◆ **INSTRUCTION**:
Copy out each line that mentions the word "hodiny".

◆ **SUPPLIED MATERIAL**:
start

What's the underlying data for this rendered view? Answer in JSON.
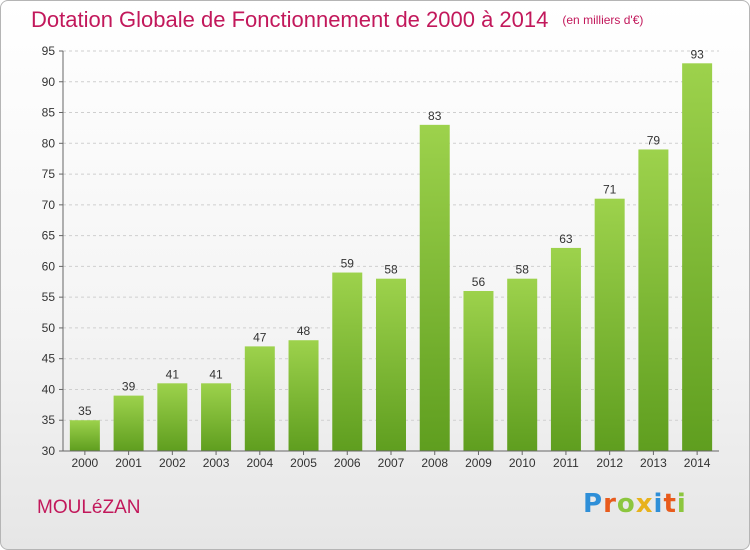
{
  "chart_data": {
    "type": "bar",
    "title": "Dotation Globale de Fonctionnement de 2000 à 2014",
    "subtitle": "(en milliers d'€)",
    "categories": [
      "2000",
      "2001",
      "2002",
      "2003",
      "2004",
      "2005",
      "2006",
      "2007",
      "2008",
      "2009",
      "2010",
      "2011",
      "2012",
      "2013",
      "2014"
    ],
    "values": [
      35,
      39,
      41,
      41,
      47,
      48,
      59,
      58,
      83,
      56,
      58,
      63,
      71,
      79,
      93
    ],
    "ylim": [
      30,
      95
    ],
    "yticks": [
      30,
      35,
      40,
      45,
      50,
      55,
      60,
      65,
      70,
      75,
      80,
      85,
      90,
      95
    ],
    "grid": true,
    "bar_color": "#7cb82f",
    "label_color": "#c2185b"
  },
  "footer": {
    "commune": "MOULéZAN",
    "logo_letters": [
      "P",
      "r",
      "o",
      "x",
      "i",
      "t",
      "i"
    ],
    "logo_colors": [
      "#2e8fd8",
      "#e85b1c",
      "#8cc63e",
      "#e8b21c",
      "#2e8fd8",
      "#e85b1c",
      "#8cc63e"
    ]
  }
}
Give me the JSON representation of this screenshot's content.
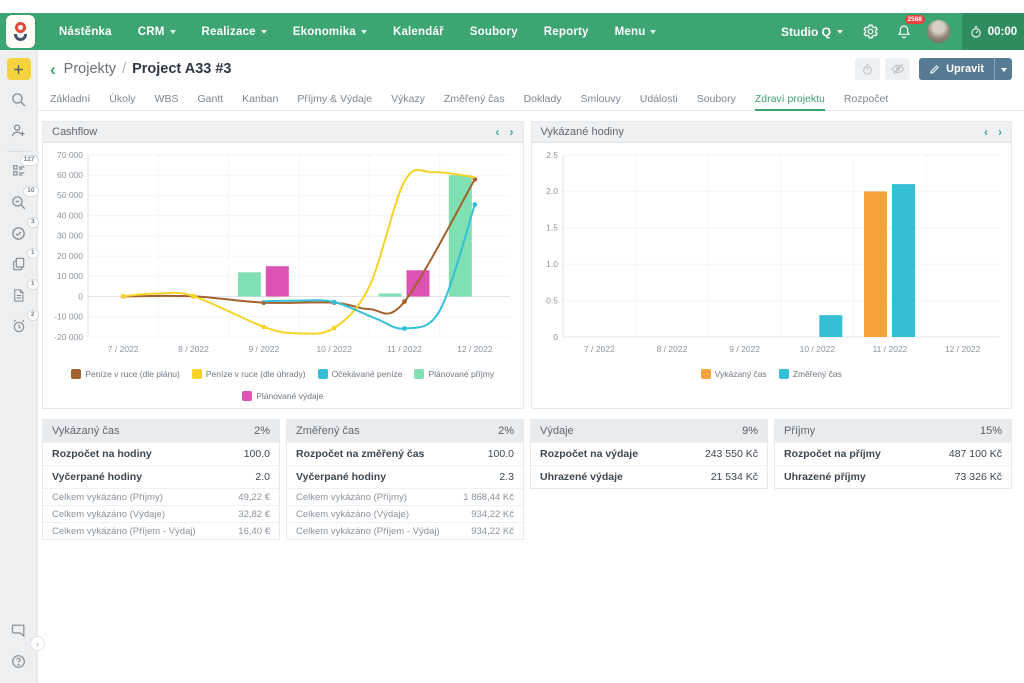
{
  "topbar": {
    "nav": [
      {
        "key": "nastenka",
        "label": "Nástěnka"
      },
      {
        "key": "crm",
        "label": "CRM",
        "dropdown": true
      },
      {
        "key": "realizace",
        "label": "Realizace",
        "dropdown": true
      },
      {
        "key": "ekonomika",
        "label": "Ekonomika",
        "dropdown": true
      },
      {
        "key": "kalendar",
        "label": "Kalendář"
      },
      {
        "key": "soubory",
        "label": "Soubory"
      },
      {
        "key": "reporty",
        "label": "Reporty"
      },
      {
        "key": "menu",
        "label": "Menu",
        "dropdown": true
      }
    ],
    "workspace": "Studio Q",
    "notifications_badge": "2588",
    "timer": "00:00"
  },
  "sidebar": {
    "items": [
      {
        "icon": "plus-icon",
        "style": "plus"
      },
      {
        "icon": "search-icon"
      },
      {
        "icon": "add-person-icon"
      },
      {
        "divider": true
      },
      {
        "icon": "tasks-list-icon",
        "badge": "127"
      },
      {
        "icon": "search-requests-icon",
        "badge": "10"
      },
      {
        "icon": "approvals-clock-icon",
        "badge": "3"
      },
      {
        "icon": "documents-icon",
        "badge": "1"
      },
      {
        "icon": "document-note-icon",
        "badge": "1"
      },
      {
        "icon": "alarm-icon",
        "badge": "2"
      }
    ],
    "footer": [
      {
        "icon": "chat-icon"
      },
      {
        "icon": "help-icon"
      }
    ]
  },
  "header": {
    "section": "Projekty",
    "separator": "/",
    "title": "Project A33 #3",
    "edit_label": "Upravit"
  },
  "tabs": {
    "active": "Zdraví projektu",
    "items": [
      {
        "key": "zakladni",
        "label": "Základní"
      },
      {
        "key": "ukoly",
        "label": "Úkoly"
      },
      {
        "key": "wbs",
        "label": "WBS"
      },
      {
        "key": "gantt",
        "label": "Gantt"
      },
      {
        "key": "kanban",
        "label": "Kanban"
      },
      {
        "key": "prijmy-vydaje",
        "label": "Příjmy & Výdaje"
      },
      {
        "key": "vykazy",
        "label": "Výkazy"
      },
      {
        "key": "zmereny-cas",
        "label": "Změřený čas"
      },
      {
        "key": "doklady",
        "label": "Doklady"
      },
      {
        "key": "smlouvy",
        "label": "Smlouvy"
      },
      {
        "key": "udalosti",
        "label": "Události"
      },
      {
        "key": "soubory",
        "label": "Soubory"
      },
      {
        "key": "zdravi-projektu",
        "label": "Zdraví projektu",
        "active": true
      },
      {
        "key": "rozpocet",
        "label": "Rozpočet"
      }
    ]
  },
  "chart_data": [
    {
      "type": "mixed-bar-line",
      "title": "Cashflow",
      "categories": [
        "7 / 2022",
        "8 / 2022",
        "9 / 2022",
        "10 / 2022",
        "11 / 2022",
        "12 / 2022"
      ],
      "ylim": [
        -20000,
        70000
      ],
      "yticks": [
        {
          "v": 70000,
          "label": "70 000"
        },
        {
          "v": 60000,
          "label": "60 000"
        },
        {
          "v": 50000,
          "label": "50 000"
        },
        {
          "v": 40000,
          "label": "40 000"
        },
        {
          "v": 30000,
          "label": "30 000"
        },
        {
          "v": 20000,
          "label": "20 000"
        },
        {
          "v": 10000,
          "label": "10 000"
        },
        {
          "v": 0,
          "label": "0"
        },
        {
          "v": -10000,
          "label": "-10 000"
        },
        {
          "v": -20000,
          "label": "-20 000"
        }
      ],
      "grid": true,
      "legend_position": "bottom",
      "bar_series": [
        {
          "name": "Plánované příjmy",
          "color": "#7fe0b2",
          "values": [
            null,
            null,
            12000,
            null,
            1500,
            60000
          ]
        },
        {
          "name": "Plánované výdaje",
          "color": "#de52b3",
          "values": [
            null,
            null,
            15000,
            null,
            13000,
            null
          ]
        }
      ],
      "line_series": [
        {
          "name": "Peníze v ruce (dle plánu)",
          "color": "#a2622d",
          "points": [
            [
              0,
              100
            ],
            [
              1,
              100
            ],
            [
              2,
              -3000
            ],
            [
              3,
              -3000
            ],
            [
              3.5,
              -6200
            ],
            [
              4,
              -2500
            ],
            [
              5,
              58000
            ]
          ],
          "markers": [
            [
              0,
              100
            ],
            [
              1,
              100
            ],
            [
              2,
              -3000
            ],
            [
              3,
              -3000
            ],
            [
              4,
              -2500
            ],
            [
              5,
              58000
            ]
          ]
        },
        {
          "name": "Peníze v ruce (dle úhrady)",
          "color": "#f5d327",
          "points": [
            [
              0,
              200
            ],
            [
              0.5,
              1500
            ],
            [
              1,
              200
            ],
            [
              2,
              -15000
            ],
            [
              2.5,
              -18200
            ],
            [
              3,
              -15500
            ],
            [
              3.5,
              5000
            ],
            [
              4,
              57000
            ],
            [
              4.4,
              61500
            ],
            [
              5,
              59000
            ]
          ],
          "markers": [
            [
              0,
              200
            ],
            [
              1,
              200
            ],
            [
              2,
              -15000
            ],
            [
              3,
              -15500
            ]
          ]
        },
        {
          "name": "Očekávané peníze",
          "color": "#35c0d8",
          "points": [
            [
              2,
              -2300
            ],
            [
              2.5,
              -2000
            ],
            [
              3,
              -2700
            ],
            [
              3.6,
              -11000
            ],
            [
              4,
              -15800
            ],
            [
              4.5,
              -7000
            ],
            [
              5,
              45500
            ]
          ],
          "markers": [
            [
              3,
              -2700
            ],
            [
              4,
              -15800
            ],
            [
              5,
              45500
            ]
          ]
        }
      ],
      "legend": [
        {
          "name": "Peníze v ruce (dle plánu)",
          "color": "#a2622d"
        },
        {
          "name": "Peníze v ruce (dle úhrady)",
          "color": "#f5d327"
        },
        {
          "name": "Očekávané peníze",
          "color": "#35c0d8"
        },
        {
          "name": "Plánované příjmy",
          "color": "#7fe0b2"
        },
        {
          "name": "Plánované výdaje",
          "color": "#de52b3"
        }
      ]
    },
    {
      "type": "bar",
      "title": "Vykázané hodiny",
      "categories": [
        "7 / 2022",
        "8 / 2022",
        "9 / 2022",
        "10 / 2022",
        "11 / 2022",
        "12 / 2022"
      ],
      "ylim": [
        0,
        2.5
      ],
      "yticks": [
        {
          "v": 2.5,
          "label": "2.5"
        },
        {
          "v": 2,
          "label": "2.0"
        },
        {
          "v": 1.5,
          "label": "1.5"
        },
        {
          "v": 1,
          "label": "1.0"
        },
        {
          "v": 0.5,
          "label": "0.5"
        },
        {
          "v": 0,
          "label": "0"
        }
      ],
      "grid": true,
      "legend_position": "bottom",
      "bar_series": [
        {
          "name": "Vykázaný čas",
          "color": "#f9a23c",
          "values": [
            null,
            null,
            null,
            null,
            2.0,
            null
          ]
        },
        {
          "name": "Změřený čas",
          "color": "#35bfd4",
          "values": [
            null,
            null,
            null,
            0.3,
            2.1,
            null
          ]
        }
      ],
      "line_series": [],
      "legend": [
        {
          "name": "Vykázaný čas",
          "color": "#f9a23c"
        },
        {
          "name": "Změřený čas",
          "color": "#35bfd4"
        }
      ]
    }
  ],
  "cards": [
    {
      "key": "vykazany-cas",
      "title": "Vykázaný čas",
      "percent": "2%",
      "rows": [
        {
          "label": "Rozpočet na hodiny",
          "value": "100.0",
          "bold": true
        },
        {
          "label": "Vyčerpané hodiny",
          "value": "2.0",
          "bold": true
        },
        {
          "label": "Celkem vykázáno (Příjmy)",
          "value": "49,22 €"
        },
        {
          "label": "Celkem vykázáno (Výdaje)",
          "value": "32,82 €"
        },
        {
          "label": "Celkem vykázáno (Příjem - Výdaj)",
          "value": "16,40 €"
        }
      ]
    },
    {
      "key": "zmereny-cas",
      "title": "Změřený čas",
      "percent": "2%",
      "rows": [
        {
          "label": "Rozpočet na změřený čas",
          "value": "100.0",
          "bold": true
        },
        {
          "label": "Vyčerpané hodiny",
          "value": "2.3",
          "bold": true
        },
        {
          "label": "Celkem vykázáno (Příjmy)",
          "value": "1 868,44 Kč"
        },
        {
          "label": "Celkem vykázáno (Výdaje)",
          "value": "934,22 Kč"
        },
        {
          "label": "Celkem vykázáno (Příjem - Výdaj)",
          "value": "934,22 Kč"
        }
      ]
    },
    {
      "key": "vydaje",
      "title": "Výdaje",
      "percent": "9%",
      "rows": [
        {
          "label": "Rozpočet na výdaje",
          "value": "243 550 Kč",
          "bold": true
        },
        {
          "label": "Uhrazené výdaje",
          "value": "21 534 Kč",
          "bold": true
        }
      ]
    },
    {
      "key": "prijmy",
      "title": "Příjmy",
      "percent": "15%",
      "rows": [
        {
          "label": "Rozpočet na příjmy",
          "value": "487 100 Kč",
          "bold": true
        },
        {
          "label": "Uhrazené příjmy",
          "value": "73 326 Kč",
          "bold": true
        }
      ]
    }
  ],
  "colors": {
    "topbar_green": "#3ca571",
    "timer_green": "#2e8c5d",
    "accent_green": "#3aa26e",
    "edit_button": "#587b95",
    "plus_yellow": "#f6d33e",
    "badge_red": "#e8453c"
  }
}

end

◆ **SOLUTION TO THIS TASK**:
      "title": "Vykázané hodiny",
          "label": "Rozpočet na hodiny",
          "label": "Vyčerpané hodiny",
          "label": "Vyčerpané hodiny",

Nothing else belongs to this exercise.